(Recorded data)
-=-=-=-=-
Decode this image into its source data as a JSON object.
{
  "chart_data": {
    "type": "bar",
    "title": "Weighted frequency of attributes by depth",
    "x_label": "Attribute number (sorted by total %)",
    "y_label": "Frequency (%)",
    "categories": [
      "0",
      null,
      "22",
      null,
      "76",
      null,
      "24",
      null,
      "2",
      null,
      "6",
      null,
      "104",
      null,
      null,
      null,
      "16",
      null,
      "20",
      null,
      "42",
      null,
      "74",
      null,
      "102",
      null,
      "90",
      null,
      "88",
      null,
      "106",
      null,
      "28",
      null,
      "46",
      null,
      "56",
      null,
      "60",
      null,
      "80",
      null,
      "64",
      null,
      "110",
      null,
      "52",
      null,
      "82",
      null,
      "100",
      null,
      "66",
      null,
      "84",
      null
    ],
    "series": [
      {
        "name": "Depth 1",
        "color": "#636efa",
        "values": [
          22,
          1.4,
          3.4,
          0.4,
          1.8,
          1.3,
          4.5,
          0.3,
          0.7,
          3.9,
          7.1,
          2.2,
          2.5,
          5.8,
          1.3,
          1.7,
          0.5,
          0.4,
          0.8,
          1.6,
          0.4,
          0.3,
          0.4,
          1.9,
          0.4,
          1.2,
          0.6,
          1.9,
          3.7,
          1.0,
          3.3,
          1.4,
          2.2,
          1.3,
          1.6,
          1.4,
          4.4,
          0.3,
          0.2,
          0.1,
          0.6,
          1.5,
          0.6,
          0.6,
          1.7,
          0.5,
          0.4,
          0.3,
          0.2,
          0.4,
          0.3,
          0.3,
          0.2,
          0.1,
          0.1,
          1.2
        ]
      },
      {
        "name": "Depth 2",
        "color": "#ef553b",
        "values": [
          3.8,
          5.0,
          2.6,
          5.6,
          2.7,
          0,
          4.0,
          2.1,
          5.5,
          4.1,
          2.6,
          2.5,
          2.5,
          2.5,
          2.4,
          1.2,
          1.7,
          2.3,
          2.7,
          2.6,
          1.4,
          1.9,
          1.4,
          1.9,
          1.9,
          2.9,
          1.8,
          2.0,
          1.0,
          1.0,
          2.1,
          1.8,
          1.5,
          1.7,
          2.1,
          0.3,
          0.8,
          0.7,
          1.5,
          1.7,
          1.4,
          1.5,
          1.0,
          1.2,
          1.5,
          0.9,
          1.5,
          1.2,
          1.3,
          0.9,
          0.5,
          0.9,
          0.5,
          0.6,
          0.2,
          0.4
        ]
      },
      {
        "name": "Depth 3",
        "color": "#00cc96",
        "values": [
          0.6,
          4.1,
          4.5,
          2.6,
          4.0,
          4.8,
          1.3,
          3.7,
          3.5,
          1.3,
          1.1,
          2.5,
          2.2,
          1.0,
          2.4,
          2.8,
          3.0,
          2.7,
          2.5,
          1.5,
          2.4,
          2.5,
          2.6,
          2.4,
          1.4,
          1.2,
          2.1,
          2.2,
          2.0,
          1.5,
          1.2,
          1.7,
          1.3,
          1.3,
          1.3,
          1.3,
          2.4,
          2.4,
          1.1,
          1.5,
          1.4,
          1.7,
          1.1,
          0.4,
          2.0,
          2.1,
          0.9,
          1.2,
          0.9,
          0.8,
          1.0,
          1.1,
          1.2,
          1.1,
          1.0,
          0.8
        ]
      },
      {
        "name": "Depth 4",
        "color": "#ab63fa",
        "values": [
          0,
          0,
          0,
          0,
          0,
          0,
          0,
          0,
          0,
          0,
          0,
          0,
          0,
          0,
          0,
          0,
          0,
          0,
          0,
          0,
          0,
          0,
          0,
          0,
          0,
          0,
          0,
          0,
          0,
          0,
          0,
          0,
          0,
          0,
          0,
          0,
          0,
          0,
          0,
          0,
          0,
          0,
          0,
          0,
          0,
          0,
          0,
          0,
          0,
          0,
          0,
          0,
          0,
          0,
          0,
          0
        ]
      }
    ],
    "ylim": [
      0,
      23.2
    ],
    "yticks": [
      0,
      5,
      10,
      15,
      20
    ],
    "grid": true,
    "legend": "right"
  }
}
-=-=-=-=-
WHAT IS REQUIRED:
Repeat every entry exactly, please.

EXERCISE RESPONSE:
Decode this image into its source data as a JSON object.
{
  "chart_data": {
    "type": "bar",
    "title": "Weighted frequency of attributes by depth",
    "x_label": "Attribute number (sorted by total %)",
    "y_label": "Frequency (%)",
    "categories": [
      "0",
      null,
      "22",
      null,
      "76",
      null,
      "24",
      null,
      "2",
      null,
      "6",
      null,
      "104",
      null,
      null,
      null,
      "16",
      null,
      "20",
      null,
      "42",
      null,
      "74",
      null,
      "102",
      null,
      "90",
      null,
      "88",
      null,
      "106",
      null,
      "28",
      null,
      "46",
      null,
      "56",
      null,
      "60",
      null,
      "80",
      null,
      "64",
      null,
      "110",
      null,
      "52",
      null,
      "82",
      null,
      "100",
      null,
      "66",
      null,
      "84",
      null
    ],
    "series": [
      {
        "name": "Depth 1",
        "color": "#636efa",
        "values": [
          22,
          1.4,
          3.4,
          0.4,
          1.8,
          1.3,
          4.5,
          0.3,
          0.7,
          3.9,
          7.1,
          2.2,
          2.5,
          5.8,
          1.3,
          1.7,
          0.5,
          0.4,
          0.8,
          1.6,
          0.4,
          0.3,
          0.4,
          1.9,
          0.4,
          1.2,
          0.6,
          1.9,
          3.7,
          1.0,
          3.3,
          1.4,
          2.2,
          1.3,
          1.6,
          1.4,
          4.4,
          0.3,
          0.2,
          0.1,
          0.6,
          1.5,
          0.6,
          0.6,
          1.7,
          0.5,
          0.4,
          0.3,
          0.2,
          0.4,
          0.3,
          0.3,
          0.2,
          0.1,
          0.1,
          1.2
        ]
      },
      {
        "name": "Depth 2",
        "color": "#ef553b",
        "values": [
          3.8,
          5.0,
          2.6,
          5.6,
          2.7,
          0,
          4.0,
          2.1,
          5.5,
          4.1,
          2.6,
          2.5,
          2.5,
          2.5,
          2.4,
          1.2,
          1.7,
          2.3,
          2.7,
          2.6,
          1.4,
          1.9,
          1.4,
          1.9,
          1.9,
          2.9,
          1.8,
          2.0,
          1.0,
          1.0,
          2.1,
          1.8,
          1.5,
          1.7,
          2.1,
          0.3,
          0.8,
          0.7,
          1.5,
          1.7,
          1.4,
          1.5,
          1.0,
          1.2,
          1.5,
          0.9,
          1.5,
          1.2,
          1.3,
          0.9,
          0.5,
          0.9,
          0.5,
          0.6,
          0.2,
          0.4
        ]
      },
      {
        "name": "Depth 3",
        "color": "#00cc96",
        "values": [
          0.6,
          4.1,
          4.5,
          2.6,
          4.0,
          4.8,
          1.3,
          3.7,
          3.5,
          1.3,
          1.1,
          2.5,
          2.2,
          1.0,
          2.4,
          2.8,
          3.0,
          2.7,
          2.5,
          1.5,
          2.4,
          2.5,
          2.6,
          2.4,
          1.4,
          1.2,
          2.1,
          2.2,
          2.0,
          1.5,
          1.2,
          1.7,
          1.3,
          1.3,
          1.3,
          1.3,
          2.4,
          2.4,
          1.1,
          1.5,
          1.4,
          1.7,
          1.1,
          0.4,
          2.0,
          2.1,
          0.9,
          1.2,
          0.9,
          0.8,
          1.0,
          1.1,
          1.2,
          1.1,
          1.0,
          0.8
        ]
      },
      {
        "name": "Depth 4",
        "color": "#ab63fa",
        "values": [
          0,
          0,
          0,
          0,
          0,
          0,
          0,
          0,
          0,
          0,
          0,
          0,
          0,
          0,
          0,
          0,
          0,
          0,
          0,
          0,
          0,
          0,
          0,
          0,
          0,
          0,
          0,
          0,
          0,
          0,
          0,
          0,
          0,
          0,
          0,
          0,
          0,
          0,
          0,
          0,
          0,
          0,
          0,
          0,
          0,
          0,
          0,
          0,
          0,
          0,
          0,
          0,
          0,
          0,
          0,
          0
        ]
      }
    ],
    "ylim": [
      0,
      23.2
    ],
    "yticks": [
      0,
      5,
      10,
      15,
      20
    ],
    "grid": true,
    "legend": "right"
  }
}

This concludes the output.